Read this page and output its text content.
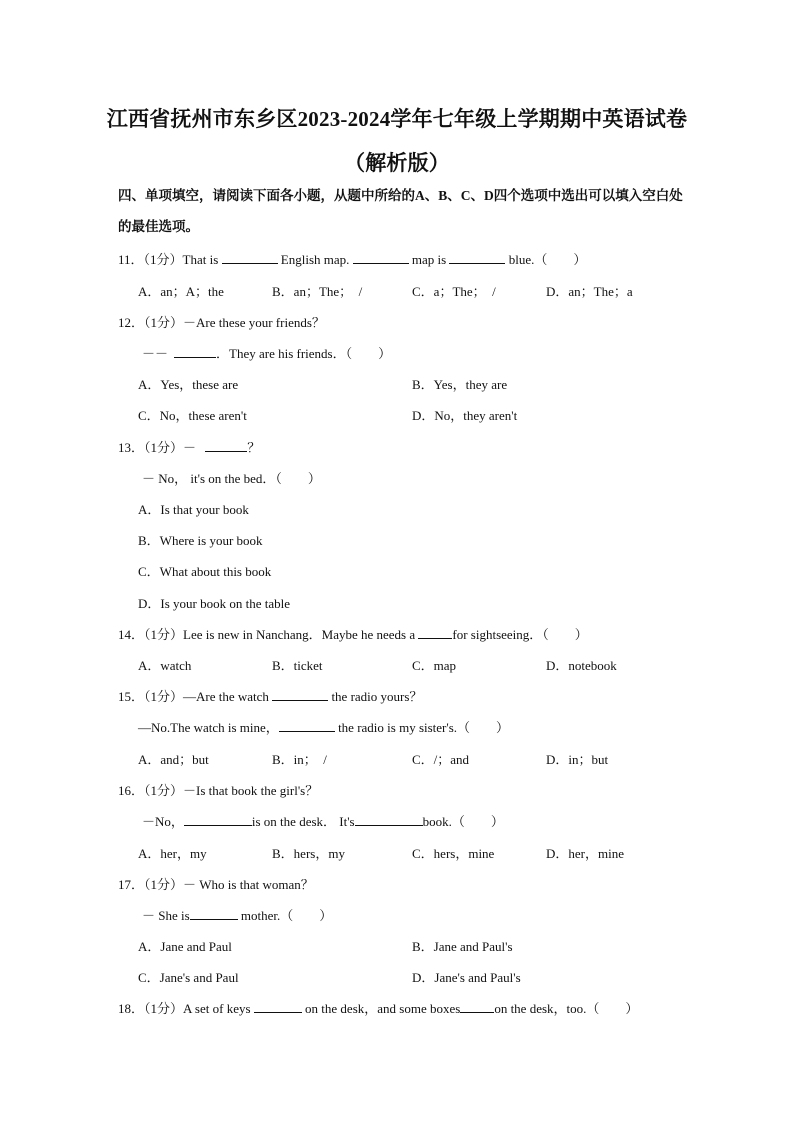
江西省抚州市东乡区2023-2024学年七年级上学期期中英语试卷
（解析版）
四、单项填空，请阅读下面各小题，从题中所给的A、B、C、D四个选项中选出可以填入空白处的最佳选项。
11．（1分）That is	English map.	map is	blue.（　　）
A．an；A；the	B．an；The；　/	C．a；The；　/	D．an；The；a
12．（1分）－Are these your friends？
－－	．They are his friends．（　　）
A．Yes，these are	B．Yes，they are
C．No，these aren't	D．No，they aren't
13．（1分）－	？
－ No， it's on the bed．（　　）
A．Is that your book
B．Where is your book
C．What about this book
D．Is your book on the table
14．（1分）Lee is new in Nanchang．Maybe he needs a	for sightseeing．（　　）
A．watch	B．ticket	C．map	D．notebook
15．（1分）—Are the watch	the radio yours？
—No.The watch is mine，	the radio is my sister's.（　　）
A．and；but	B．in；　/	C．/；and	D．in；but
16．（1分）－Is that book the girl's？
－No，	is on the desk． It's	book.（　　）
A．her，my	B．hers，my	C．hers，mine	D．her，mine
17．（1分）－ Who is that woman？
－ She is	mother.（　　）
A．Jane and Paul	B．Jane and Paul's
C．Jane's and Paul	D．Jane's and Paul's
18．（1分）A set of keys	on the desk，and some boxes	on the desk，too.（　　）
:::::
OBJECTIVE :: Every record above should be transcribed exactly; the pictures stay out of the copy.

EXPECTED OUTPUT ::
Read this page and output its text content.
江西省抚州市东乡区2023-2024学年七年级上学期期中英语试卷
（解析版）
四、单项填空，请阅读下面各小题，从题中所给的A、B、C、D四个选项中选出可以填入空白处的最佳选项。
11．（1分）That is	English map.	map is	blue.（　　）
A．an；A；the	B．an；The；　/	C．a；The；　/	D．an；The；a
12．（1分）－Are these your friends？
－－	．They are his friends．（　　）
A．Yes，these are	B．Yes，they are
C．No，these aren't	D．No，they aren't
13．（1分）－	？
－ No， it's on the bed．（　　）
A．Is that your book
B．Where is your book
C．What about this book
D．Is your book on the table
14．（1分）Lee is new in Nanchang．Maybe he needs a	for sightseeing．（　　）
A．watch	B．ticket	C．map	D．notebook
15．（1分）—Are the watch	the radio yours？
—No.The watch is mine，	the radio is my sister's.（　　）
A．and；but	B．in；　/	C．/；and	D．in；but
16．（1分）－Is that book the girl's？
－No，	is on the desk． It's	book.（　　）
A．her，my	B．hers，my	C．hers，mine	D．her，mine
17．（1分）－ Who is that woman？
－ She is	mother.（　　）
A．Jane and Paul	B．Jane and Paul's
C．Jane's and Paul	D．Jane's and Paul's
18．（1分）A set of keys	on the desk，and some boxes	on the desk，too.（　　）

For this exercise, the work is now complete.